## Provided passage
* start *
The pictorial structures model was made popular in recent literature by
\citet{felz05}, who contributed a linear time message passing algorithm using
distance transforms (explained in \secref{dt}) which made tree-structured
models tractable. This led to an explosion of work using and refining this
basic PS model:
\citet{devaparse} introduced discriminative training of edge template filters
to improve upon previously hand-crafted templates, and proposed an iterative
estimation procedure which uses the current guess at the foreground color
distributions in subsequent parses. \citet{ferrari08} provide an end-to-end
multi-step pipeline to parse upper body pose in video and whittle down the
number of possibilities: first detect people, estimate their color, reject
background hypotheses using a conservative color-based graphcut, then track
remaining candidates through time. \citet{eichner-tr} builds on
\citet{ferrari08} and \citet{devaparse} to make a competitive state-of-the-art
system. \citet{andriluka09} improve upon the basic PS model by learning more
powerful part filters using Adaboost classifers on top of shape context to
represent each part.
All of these models rely heavily on the facts that (1) the part interactions
form a tree and (2) these interactions must be simple functions of geometry
only. If these are invalidated, obtaining the best solution from the model is
intractable (\secref{inference}). From a certain viewpoint, the rest of the
literature discussed here is an innovation in response to at least one of these
limitations, which lead to the following shortcomings:
\begin{itemize}
\item[S-A:] {\em Lack of important part-pair relationships.} For example, to
mantain acyclicity, typically the left and right arms are left unconnected.
However, this omits useful cues for parsing---\eg, to express the fact that
arms are likely the same color, or do not often lie on top of each other.
\item[S-B:] {\em Lack of larger and richer relationships.} Modelers would also
like to design cost functions that consider more than two parts at a time (and
informed by more than just geometry). For example, one would like to embed in
the cost function answers to questions such as "is this a realistic half-body
with respect to countours in the image?" Representing larger collections of
parts \naively leads to a combinatorial explosion of possibilities.
\item[S-C:] {\em A ``one-size-fits-all' representation of appearance and pose.}
In a single tree with parameters describing part appearance and part geometry,
it is difficult to capture the wide variability in human pose found in nature.
For example, a single tree model must have a very general template for the
lower arm to capture all appearance changes due to clothing, lighting, body
size and articulation. It must also represent the wide range of lower arm-upper
arm geometries with a single (typically unimodal) angular distribution.
* end *
## Data section
* start *
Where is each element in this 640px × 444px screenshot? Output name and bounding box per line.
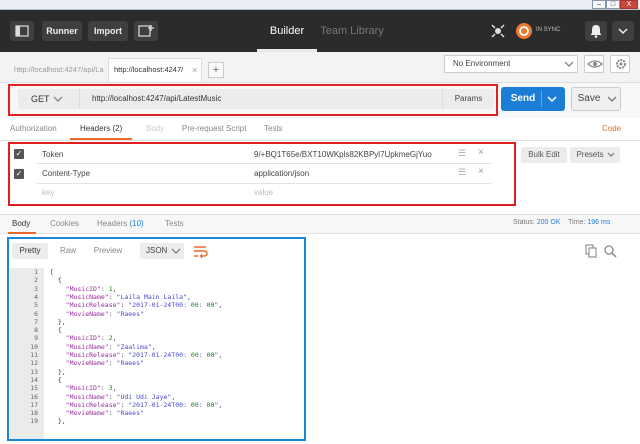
* end *
## What to produce
Carry on the passage about pictorial structures models for human pose, starting after its last sentence.

## Exercise result
\end{itemize}
\subsection{Dealing with cyclic models} In a desire to overcome shortcoming
S-A, some researchers consider cyclic, single frame graphs. In a cyclic, or
loopy, graph, inference is $\#P$-complete~\citep{koller-book}, without a known
polynomial-time algorithm. \citet{ddtran} consider a fully connected graph of
limb interactions, and use local greedy search as an approximate inference
technique. Quite recently \citet{min-bb} use a fully-connected graph using the
output of our cascade system (\secref{CPS}), and improve upon our results
which use a tree model. They use branch-and-bound techniques and an order of
magnitude more time for inference to obtain exact solutions (roughly 20 minutes
versus 10 seconds).
Many other approximate inference techniques have been applied to cyclic graphs
in video, see \secref{rel-video}.
\subsection{A family of trees}\label{sec:tree-fam}
Describing pose with multiple trees can solve issues with shortcomings S-A and
S-C. Using multiple trees, we can cover all part relationships desired in at
least some tree, and maintain acyclicity in all trees. Or, multiple trees can
share the same graph structure, but each tree (or subcollection) can model a
subspace of the pose space (\eg, an arms-crossed model; a profile model). Tree
beliefs are typically accumulated or maxed over to determine a final pose. In
either case, such models are sometimes called ``mixture-of-trees'' models.
\citet{wang2008multiple} use multiple tree models to capture previously unused
part relationships to reason about occlusion and ``double counting'' (left and
right symmetric parts both attaching to the most likely part image evidence).
Our ESM model~\secref{stretchable} uses these types of cues and more.
\citet{ioffe2001} also use multiple trees to reason about occlusion in
video---one tree for each common occlusion scenario. \citet{everingham2011}
and \citet{ramanan-faces} use dozens of tree models for full body and face
parsing, respectively, to capture broad pose categories such as ``upside down''
body or ``left 3/4 profile'' face. In practice, mode definitions are data-
driven and not necessarily semantically interpretable.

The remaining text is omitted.